#### Exercise directions:
Lines containing the word "Analytical" need to be counted. Please reply with how many there are, and nothing else.

Extracted records:
========

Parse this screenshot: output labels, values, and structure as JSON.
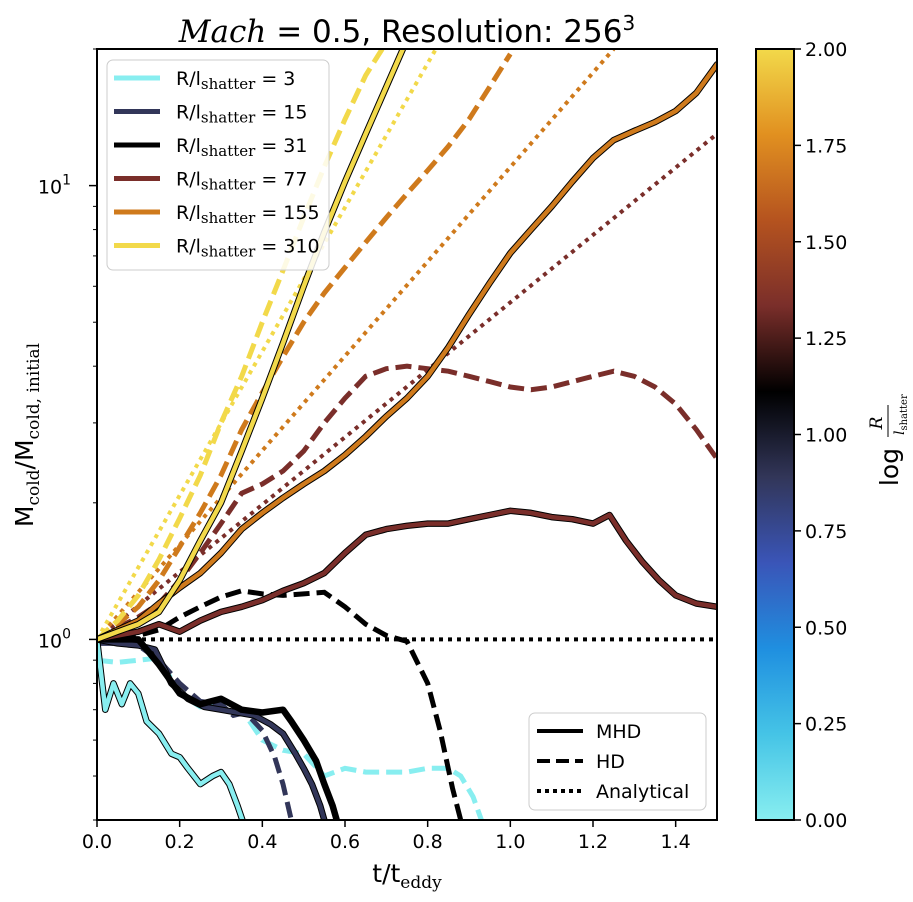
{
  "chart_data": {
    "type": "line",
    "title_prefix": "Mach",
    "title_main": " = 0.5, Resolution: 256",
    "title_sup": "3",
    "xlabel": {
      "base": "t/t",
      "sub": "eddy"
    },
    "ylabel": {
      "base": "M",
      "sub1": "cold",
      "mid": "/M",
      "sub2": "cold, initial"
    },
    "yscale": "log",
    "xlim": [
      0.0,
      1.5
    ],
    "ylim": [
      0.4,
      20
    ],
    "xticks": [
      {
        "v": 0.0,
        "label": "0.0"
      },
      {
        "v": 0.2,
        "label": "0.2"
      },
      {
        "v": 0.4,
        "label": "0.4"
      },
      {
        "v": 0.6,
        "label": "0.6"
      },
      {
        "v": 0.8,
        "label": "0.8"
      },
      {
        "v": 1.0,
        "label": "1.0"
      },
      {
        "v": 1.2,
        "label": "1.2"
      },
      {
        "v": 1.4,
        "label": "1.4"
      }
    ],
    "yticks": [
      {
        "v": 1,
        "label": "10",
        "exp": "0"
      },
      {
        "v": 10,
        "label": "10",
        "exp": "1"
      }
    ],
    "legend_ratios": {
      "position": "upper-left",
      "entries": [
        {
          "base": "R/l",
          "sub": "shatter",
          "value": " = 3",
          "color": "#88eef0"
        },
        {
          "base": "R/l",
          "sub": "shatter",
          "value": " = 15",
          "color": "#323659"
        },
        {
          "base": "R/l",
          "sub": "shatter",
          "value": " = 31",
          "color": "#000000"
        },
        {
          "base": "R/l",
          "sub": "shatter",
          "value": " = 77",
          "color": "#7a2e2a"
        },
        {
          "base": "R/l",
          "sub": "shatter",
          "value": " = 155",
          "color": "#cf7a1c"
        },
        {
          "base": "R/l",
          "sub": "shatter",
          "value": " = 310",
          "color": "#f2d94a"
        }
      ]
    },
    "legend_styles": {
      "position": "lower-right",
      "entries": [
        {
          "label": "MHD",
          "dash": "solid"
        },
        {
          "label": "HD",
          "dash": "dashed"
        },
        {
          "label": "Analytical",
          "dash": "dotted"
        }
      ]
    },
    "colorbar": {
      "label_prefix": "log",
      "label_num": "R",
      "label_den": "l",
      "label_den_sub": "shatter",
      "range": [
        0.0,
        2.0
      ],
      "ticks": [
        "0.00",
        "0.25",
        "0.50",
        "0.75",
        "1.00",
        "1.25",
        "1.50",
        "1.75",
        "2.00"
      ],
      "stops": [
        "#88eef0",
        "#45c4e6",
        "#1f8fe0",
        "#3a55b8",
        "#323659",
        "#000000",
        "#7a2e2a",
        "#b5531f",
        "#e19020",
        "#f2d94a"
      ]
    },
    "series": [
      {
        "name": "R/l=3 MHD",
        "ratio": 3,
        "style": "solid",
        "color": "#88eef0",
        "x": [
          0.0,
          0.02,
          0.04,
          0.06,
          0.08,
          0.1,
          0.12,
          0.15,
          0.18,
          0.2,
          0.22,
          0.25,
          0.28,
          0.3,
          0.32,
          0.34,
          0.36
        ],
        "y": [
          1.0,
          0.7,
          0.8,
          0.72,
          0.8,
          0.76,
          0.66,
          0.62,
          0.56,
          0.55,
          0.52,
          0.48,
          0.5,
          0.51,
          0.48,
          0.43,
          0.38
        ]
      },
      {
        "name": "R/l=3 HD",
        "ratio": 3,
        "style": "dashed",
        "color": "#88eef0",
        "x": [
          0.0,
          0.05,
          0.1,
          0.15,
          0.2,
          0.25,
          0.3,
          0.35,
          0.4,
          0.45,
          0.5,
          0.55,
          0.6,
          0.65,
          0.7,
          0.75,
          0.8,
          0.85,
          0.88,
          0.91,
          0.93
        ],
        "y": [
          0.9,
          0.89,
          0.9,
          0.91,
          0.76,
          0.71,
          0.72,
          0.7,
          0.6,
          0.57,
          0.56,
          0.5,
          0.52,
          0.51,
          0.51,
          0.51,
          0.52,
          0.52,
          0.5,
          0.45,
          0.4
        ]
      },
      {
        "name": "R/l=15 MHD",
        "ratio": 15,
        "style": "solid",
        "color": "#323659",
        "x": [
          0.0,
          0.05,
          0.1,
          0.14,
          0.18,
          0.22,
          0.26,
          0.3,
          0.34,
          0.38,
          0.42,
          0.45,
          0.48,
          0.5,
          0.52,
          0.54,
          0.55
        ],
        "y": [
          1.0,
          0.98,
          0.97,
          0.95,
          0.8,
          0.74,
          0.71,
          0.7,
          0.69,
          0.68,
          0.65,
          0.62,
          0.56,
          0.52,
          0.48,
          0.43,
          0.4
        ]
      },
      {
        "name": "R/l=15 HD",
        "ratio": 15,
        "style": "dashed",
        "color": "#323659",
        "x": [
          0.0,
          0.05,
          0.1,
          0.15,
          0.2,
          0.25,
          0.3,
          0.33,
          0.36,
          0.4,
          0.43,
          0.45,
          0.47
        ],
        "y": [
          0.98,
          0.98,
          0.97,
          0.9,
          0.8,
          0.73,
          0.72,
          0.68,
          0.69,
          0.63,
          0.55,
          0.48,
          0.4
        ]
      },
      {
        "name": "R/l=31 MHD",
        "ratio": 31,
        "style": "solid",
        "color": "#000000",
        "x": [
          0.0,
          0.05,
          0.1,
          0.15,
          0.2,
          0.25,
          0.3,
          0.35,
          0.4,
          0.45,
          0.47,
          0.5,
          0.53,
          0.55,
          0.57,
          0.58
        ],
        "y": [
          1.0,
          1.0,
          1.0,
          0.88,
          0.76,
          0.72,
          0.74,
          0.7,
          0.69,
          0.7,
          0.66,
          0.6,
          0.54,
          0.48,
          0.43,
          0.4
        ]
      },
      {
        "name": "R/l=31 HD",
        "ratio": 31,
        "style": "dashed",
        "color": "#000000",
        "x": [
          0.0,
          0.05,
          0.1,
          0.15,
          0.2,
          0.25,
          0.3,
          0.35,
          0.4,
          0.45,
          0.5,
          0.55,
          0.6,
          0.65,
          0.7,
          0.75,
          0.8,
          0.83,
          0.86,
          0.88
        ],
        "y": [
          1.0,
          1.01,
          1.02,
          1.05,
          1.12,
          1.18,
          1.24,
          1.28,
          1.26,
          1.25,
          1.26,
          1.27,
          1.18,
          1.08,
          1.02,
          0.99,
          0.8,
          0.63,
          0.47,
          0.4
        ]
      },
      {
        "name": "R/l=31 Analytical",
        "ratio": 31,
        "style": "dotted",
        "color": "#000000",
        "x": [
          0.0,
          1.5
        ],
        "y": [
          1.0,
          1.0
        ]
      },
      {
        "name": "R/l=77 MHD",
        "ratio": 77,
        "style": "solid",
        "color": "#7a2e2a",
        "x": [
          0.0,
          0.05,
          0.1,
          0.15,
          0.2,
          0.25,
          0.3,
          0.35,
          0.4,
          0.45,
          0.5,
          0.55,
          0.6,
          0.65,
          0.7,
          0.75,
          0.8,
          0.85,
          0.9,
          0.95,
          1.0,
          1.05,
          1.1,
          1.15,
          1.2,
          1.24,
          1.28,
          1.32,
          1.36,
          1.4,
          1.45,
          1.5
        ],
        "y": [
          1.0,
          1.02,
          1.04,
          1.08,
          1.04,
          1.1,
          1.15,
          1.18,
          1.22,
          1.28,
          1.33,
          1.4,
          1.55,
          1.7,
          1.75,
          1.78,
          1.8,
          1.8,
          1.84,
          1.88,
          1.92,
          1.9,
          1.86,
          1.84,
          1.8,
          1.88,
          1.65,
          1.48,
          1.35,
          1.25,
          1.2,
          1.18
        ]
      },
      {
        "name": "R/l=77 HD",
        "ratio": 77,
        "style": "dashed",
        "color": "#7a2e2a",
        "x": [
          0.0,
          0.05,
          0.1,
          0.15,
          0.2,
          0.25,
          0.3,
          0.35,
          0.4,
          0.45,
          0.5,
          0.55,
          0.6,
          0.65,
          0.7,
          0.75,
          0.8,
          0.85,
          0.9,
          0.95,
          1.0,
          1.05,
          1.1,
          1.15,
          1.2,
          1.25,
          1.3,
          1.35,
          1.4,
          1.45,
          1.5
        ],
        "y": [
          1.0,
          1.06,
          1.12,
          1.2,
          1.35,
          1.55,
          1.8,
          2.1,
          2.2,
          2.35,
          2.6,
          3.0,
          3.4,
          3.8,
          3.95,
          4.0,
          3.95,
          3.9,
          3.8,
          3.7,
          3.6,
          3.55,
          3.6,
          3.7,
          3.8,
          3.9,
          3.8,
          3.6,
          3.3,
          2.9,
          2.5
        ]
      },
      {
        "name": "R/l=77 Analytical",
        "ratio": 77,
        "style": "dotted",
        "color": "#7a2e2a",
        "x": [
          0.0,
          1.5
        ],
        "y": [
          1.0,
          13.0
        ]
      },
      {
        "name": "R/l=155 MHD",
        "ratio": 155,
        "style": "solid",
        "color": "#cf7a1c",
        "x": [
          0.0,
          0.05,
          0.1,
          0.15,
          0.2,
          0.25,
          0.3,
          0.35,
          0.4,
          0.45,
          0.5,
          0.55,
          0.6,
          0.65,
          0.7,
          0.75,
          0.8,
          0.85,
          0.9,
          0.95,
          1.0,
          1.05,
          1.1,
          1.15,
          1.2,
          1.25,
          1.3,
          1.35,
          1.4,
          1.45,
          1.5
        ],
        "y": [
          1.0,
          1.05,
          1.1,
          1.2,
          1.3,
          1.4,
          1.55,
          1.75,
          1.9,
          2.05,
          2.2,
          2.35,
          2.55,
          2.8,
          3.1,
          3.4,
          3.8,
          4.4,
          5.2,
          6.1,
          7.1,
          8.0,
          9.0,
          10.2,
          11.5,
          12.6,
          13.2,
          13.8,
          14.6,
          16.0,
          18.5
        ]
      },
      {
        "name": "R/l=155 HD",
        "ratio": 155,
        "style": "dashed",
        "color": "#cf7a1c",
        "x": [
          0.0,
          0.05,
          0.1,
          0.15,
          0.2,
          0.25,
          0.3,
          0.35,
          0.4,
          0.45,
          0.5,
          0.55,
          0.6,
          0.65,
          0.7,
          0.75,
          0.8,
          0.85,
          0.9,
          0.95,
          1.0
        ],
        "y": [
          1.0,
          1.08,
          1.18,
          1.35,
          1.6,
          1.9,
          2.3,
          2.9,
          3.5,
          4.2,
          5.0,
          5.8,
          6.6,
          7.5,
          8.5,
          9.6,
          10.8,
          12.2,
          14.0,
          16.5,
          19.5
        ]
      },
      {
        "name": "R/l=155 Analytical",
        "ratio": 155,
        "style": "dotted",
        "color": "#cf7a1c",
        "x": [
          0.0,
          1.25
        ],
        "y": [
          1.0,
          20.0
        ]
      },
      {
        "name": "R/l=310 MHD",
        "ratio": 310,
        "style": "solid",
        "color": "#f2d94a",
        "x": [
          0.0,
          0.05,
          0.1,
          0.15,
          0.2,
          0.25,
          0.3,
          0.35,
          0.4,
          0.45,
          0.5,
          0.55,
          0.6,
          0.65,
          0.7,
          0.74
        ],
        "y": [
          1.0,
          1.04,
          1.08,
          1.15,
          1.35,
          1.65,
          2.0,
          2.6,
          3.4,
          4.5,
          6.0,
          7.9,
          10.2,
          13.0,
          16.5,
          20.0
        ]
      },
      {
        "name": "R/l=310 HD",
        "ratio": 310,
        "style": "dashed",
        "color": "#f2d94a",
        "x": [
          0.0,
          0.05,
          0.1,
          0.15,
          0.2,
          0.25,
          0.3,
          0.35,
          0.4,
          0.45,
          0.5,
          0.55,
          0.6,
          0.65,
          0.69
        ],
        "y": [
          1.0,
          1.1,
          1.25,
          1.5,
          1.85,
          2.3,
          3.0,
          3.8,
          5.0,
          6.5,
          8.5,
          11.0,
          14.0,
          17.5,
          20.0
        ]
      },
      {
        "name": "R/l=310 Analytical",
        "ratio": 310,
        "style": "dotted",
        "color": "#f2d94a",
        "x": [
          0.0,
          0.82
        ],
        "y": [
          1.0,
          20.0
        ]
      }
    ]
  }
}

========

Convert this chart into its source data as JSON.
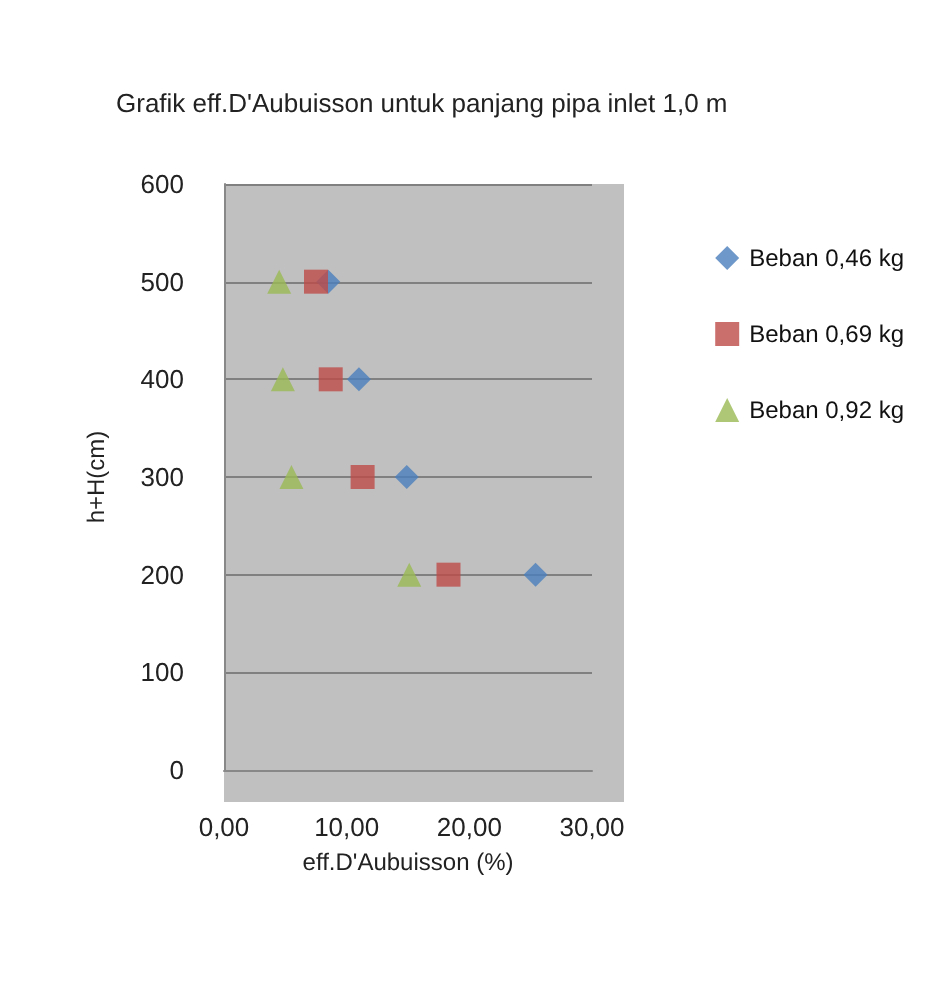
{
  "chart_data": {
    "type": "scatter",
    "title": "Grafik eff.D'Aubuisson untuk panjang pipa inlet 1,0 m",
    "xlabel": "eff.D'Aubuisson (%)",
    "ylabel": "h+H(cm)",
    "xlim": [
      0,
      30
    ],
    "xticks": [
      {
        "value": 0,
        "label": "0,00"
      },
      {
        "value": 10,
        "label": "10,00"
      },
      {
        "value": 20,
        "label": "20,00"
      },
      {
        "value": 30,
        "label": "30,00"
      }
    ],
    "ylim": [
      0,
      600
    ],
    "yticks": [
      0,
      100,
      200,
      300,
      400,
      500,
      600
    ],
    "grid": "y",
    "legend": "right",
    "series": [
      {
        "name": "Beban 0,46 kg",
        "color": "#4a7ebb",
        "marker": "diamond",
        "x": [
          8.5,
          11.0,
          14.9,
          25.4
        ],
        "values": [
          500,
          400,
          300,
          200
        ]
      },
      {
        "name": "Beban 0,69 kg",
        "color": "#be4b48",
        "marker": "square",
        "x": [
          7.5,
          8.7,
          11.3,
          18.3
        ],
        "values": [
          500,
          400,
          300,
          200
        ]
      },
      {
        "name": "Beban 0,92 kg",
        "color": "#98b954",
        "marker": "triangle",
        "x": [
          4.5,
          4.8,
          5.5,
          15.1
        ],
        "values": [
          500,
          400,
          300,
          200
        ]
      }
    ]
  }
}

========

#### Solved problem:
5